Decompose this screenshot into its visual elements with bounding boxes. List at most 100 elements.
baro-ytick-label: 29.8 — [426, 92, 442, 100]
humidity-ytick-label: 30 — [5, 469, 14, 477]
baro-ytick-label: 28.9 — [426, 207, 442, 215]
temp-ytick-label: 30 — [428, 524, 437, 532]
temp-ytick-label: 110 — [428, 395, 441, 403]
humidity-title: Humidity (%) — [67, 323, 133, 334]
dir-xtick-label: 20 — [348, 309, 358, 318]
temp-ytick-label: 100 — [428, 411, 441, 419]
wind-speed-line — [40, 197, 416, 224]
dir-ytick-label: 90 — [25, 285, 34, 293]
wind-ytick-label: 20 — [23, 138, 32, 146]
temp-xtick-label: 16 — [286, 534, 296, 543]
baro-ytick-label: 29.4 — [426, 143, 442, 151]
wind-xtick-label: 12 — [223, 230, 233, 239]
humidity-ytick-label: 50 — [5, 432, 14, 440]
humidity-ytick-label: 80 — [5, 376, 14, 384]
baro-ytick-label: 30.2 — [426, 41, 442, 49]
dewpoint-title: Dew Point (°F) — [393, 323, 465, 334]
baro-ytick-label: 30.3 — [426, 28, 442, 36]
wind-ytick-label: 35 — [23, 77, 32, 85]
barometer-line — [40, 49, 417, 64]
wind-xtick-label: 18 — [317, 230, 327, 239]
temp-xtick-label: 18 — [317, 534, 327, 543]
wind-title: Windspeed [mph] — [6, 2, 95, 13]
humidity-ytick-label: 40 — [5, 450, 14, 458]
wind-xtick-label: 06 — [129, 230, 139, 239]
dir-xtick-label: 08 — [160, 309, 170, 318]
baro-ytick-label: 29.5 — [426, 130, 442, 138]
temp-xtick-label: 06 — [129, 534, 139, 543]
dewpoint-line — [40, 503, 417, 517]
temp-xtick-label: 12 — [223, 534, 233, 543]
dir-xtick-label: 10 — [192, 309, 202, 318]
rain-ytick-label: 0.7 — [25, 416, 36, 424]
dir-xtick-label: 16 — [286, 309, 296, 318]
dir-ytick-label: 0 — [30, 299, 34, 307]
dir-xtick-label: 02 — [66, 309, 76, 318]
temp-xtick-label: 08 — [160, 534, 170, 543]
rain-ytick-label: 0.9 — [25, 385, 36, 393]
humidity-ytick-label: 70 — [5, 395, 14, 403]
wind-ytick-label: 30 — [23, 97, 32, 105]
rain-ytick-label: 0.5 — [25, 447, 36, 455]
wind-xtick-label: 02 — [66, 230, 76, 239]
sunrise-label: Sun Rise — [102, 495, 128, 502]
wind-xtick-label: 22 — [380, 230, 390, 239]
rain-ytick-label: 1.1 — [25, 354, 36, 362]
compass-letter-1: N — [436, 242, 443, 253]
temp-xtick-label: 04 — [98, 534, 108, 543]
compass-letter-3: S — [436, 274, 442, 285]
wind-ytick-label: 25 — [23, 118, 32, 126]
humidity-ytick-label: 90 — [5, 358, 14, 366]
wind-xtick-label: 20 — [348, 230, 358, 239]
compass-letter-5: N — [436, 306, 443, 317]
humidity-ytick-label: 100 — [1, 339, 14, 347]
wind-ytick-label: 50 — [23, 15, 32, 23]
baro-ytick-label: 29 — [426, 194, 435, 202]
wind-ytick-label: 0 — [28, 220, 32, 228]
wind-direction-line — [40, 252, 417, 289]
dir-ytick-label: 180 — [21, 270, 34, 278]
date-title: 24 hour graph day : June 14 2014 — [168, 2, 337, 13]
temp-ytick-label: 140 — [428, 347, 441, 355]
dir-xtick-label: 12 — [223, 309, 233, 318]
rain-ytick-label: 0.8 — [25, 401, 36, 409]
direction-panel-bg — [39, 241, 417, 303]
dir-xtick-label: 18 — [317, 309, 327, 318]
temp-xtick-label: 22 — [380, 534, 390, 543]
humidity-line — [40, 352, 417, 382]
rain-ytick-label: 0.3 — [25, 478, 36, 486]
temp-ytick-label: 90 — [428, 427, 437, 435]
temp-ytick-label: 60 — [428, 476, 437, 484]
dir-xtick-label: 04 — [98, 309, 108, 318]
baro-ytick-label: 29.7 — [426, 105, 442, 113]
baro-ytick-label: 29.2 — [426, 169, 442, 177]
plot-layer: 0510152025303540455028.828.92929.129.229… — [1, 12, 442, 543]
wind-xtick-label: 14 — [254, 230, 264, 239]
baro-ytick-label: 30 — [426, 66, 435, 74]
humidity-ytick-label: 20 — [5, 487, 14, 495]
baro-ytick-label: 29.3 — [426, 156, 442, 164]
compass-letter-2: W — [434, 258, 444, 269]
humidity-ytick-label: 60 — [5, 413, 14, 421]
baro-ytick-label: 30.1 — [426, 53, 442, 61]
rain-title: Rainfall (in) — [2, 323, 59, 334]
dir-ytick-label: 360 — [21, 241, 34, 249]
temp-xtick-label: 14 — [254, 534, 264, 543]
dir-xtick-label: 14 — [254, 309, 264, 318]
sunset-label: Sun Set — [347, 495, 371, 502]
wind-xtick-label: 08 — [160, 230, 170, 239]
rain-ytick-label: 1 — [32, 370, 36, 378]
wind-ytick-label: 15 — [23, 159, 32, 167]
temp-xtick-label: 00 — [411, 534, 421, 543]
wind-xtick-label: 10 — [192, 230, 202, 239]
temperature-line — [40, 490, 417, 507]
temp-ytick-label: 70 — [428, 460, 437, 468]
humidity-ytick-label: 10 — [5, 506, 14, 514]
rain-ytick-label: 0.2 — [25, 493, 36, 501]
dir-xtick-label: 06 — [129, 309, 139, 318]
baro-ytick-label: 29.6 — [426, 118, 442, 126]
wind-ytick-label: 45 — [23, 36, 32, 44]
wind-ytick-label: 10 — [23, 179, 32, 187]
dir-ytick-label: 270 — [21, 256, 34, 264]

* [Objectif]
Reproduisez à l'identique toutes les lignes ci-dessus.

* [Solution]
Decompose this screenshot into its visual elements with bounding boxes. List at most 100 elements.
baro-ytick-label: 29.8 — [426, 92, 442, 100]
humidity-ytick-label: 30 — [5, 469, 14, 477]
baro-ytick-label: 28.9 — [426, 207, 442, 215]
temp-ytick-label: 30 — [428, 524, 437, 532]
temp-ytick-label: 110 — [428, 395, 441, 403]
humidity-title: Humidity (%) — [67, 323, 133, 334]
dir-xtick-label: 20 — [348, 309, 358, 318]
temp-ytick-label: 100 — [428, 411, 441, 419]
wind-speed-line — [40, 197, 416, 224]
dir-ytick-label: 90 — [25, 285, 34, 293]
wind-ytick-label: 20 — [23, 138, 32, 146]
temp-xtick-label: 16 — [286, 534, 296, 543]
baro-ytick-label: 29.4 — [426, 143, 442, 151]
wind-xtick-label: 12 — [223, 230, 233, 239]
humidity-ytick-label: 50 — [5, 432, 14, 440]
humidity-ytick-label: 80 — [5, 376, 14, 384]
baro-ytick-label: 30.2 — [426, 41, 442, 49]
dewpoint-title: Dew Point (°F) — [393, 323, 465, 334]
baro-ytick-label: 30.3 — [426, 28, 442, 36]
wind-ytick-label: 35 — [23, 77, 32, 85]
barometer-line — [40, 49, 417, 64]
wind-xtick-label: 18 — [317, 230, 327, 239]
temp-xtick-label: 18 — [317, 534, 327, 543]
wind-title: Windspeed [mph] — [6, 2, 95, 13]
humidity-ytick-label: 40 — [5, 450, 14, 458]
wind-xtick-label: 06 — [129, 230, 139, 239]
dir-xtick-label: 08 — [160, 309, 170, 318]
baro-ytick-label: 29.5 — [426, 130, 442, 138]
temp-xtick-label: 06 — [129, 534, 139, 543]
dewpoint-line — [40, 503, 417, 517]
temp-xtick-label: 12 — [223, 534, 233, 543]
dir-xtick-label: 10 — [192, 309, 202, 318]
rain-ytick-label: 0.7 — [25, 416, 36, 424]
dir-xtick-label: 16 — [286, 309, 296, 318]
dir-ytick-label: 0 — [30, 299, 34, 307]
dir-xtick-label: 02 — [66, 309, 76, 318]
temp-xtick-label: 08 — [160, 534, 170, 543]
rain-ytick-label: 0.9 — [25, 385, 36, 393]
humidity-ytick-label: 70 — [5, 395, 14, 403]
wind-ytick-label: 30 — [23, 97, 32, 105]
rain-ytick-label: 0.5 — [25, 447, 36, 455]
wind-xtick-label: 02 — [66, 230, 76, 239]
sunrise-label: Sun Rise — [102, 495, 128, 502]
wind-xtick-label: 22 — [380, 230, 390, 239]
rain-ytick-label: 1.1 — [25, 354, 36, 362]
compass-letter-1: N — [436, 242, 443, 253]
temp-xtick-label: 04 — [98, 534, 108, 543]
compass-letter-3: S — [436, 274, 442, 285]
wind-ytick-label: 25 — [23, 118, 32, 126]
humidity-ytick-label: 90 — [5, 358, 14, 366]
wind-xtick-label: 20 — [348, 230, 358, 239]
compass-letter-5: N — [436, 306, 443, 317]
humidity-ytick-label: 100 — [1, 339, 14, 347]
wind-ytick-label: 50 — [23, 15, 32, 23]
baro-ytick-label: 29 — [426, 194, 435, 202]
wind-ytick-label: 0 — [28, 220, 32, 228]
wind-direction-line — [40, 252, 417, 289]
dir-ytick-label: 180 — [21, 270, 34, 278]
date-title: 24 hour graph day : June 14 2014 — [168, 2, 337, 13]
temp-ytick-label: 140 — [428, 347, 441, 355]
dir-xtick-label: 12 — [223, 309, 233, 318]
rain-ytick-label: 0.8 — [25, 401, 36, 409]
direction-panel-bg — [39, 241, 417, 303]
dir-xtick-label: 18 — [317, 309, 327, 318]
temp-xtick-label: 22 — [380, 534, 390, 543]
humidity-line — [40, 352, 417, 382]
rain-ytick-label: 0.3 — [25, 478, 36, 486]
temp-ytick-label: 90 — [428, 427, 437, 435]
temp-ytick-label: 60 — [428, 476, 437, 484]
dir-xtick-label: 04 — [98, 309, 108, 318]
baro-ytick-label: 29.7 — [426, 105, 442, 113]
baro-ytick-label: 29.2 — [426, 169, 442, 177]
plot-layer: 0510152025303540455028.828.92929.129.229… — [1, 12, 442, 543]
wind-xtick-label: 14 — [254, 230, 264, 239]
baro-ytick-label: 30 — [426, 66, 435, 74]
humidity-ytick-label: 20 — [5, 487, 14, 495]
baro-ytick-label: 29.3 — [426, 156, 442, 164]
compass-letter-2: W — [434, 258, 444, 269]
humidity-ytick-label: 60 — [5, 413, 14, 421]
baro-ytick-label: 30.1 — [426, 53, 442, 61]
rain-title: Rainfall (in) — [2, 323, 59, 334]
dir-ytick-label: 360 — [21, 241, 34, 249]
temp-xtick-label: 14 — [254, 534, 264, 543]
dir-xtick-label: 14 — [254, 309, 264, 318]
sunset-label: Sun Set — [347, 495, 371, 502]
wind-xtick-label: 08 — [160, 230, 170, 239]
rain-ytick-label: 1 — [32, 370, 36, 378]
wind-ytick-label: 15 — [23, 159, 32, 167]
temp-xtick-label: 00 — [411, 534, 421, 543]
wind-xtick-label: 10 — [192, 230, 202, 239]
temperature-line — [40, 490, 417, 507]
temp-ytick-label: 70 — [428, 460, 437, 468]
humidity-ytick-label: 10 — [5, 506, 14, 514]
rain-ytick-label: 0.2 — [25, 493, 36, 501]
dir-xtick-label: 06 — [129, 309, 139, 318]
baro-ytick-label: 29.6 — [426, 118, 442, 126]
wind-ytick-label: 45 — [23, 36, 32, 44]
wind-ytick-label: 10 — [23, 179, 32, 187]
dir-ytick-label: 270 — [21, 256, 34, 264]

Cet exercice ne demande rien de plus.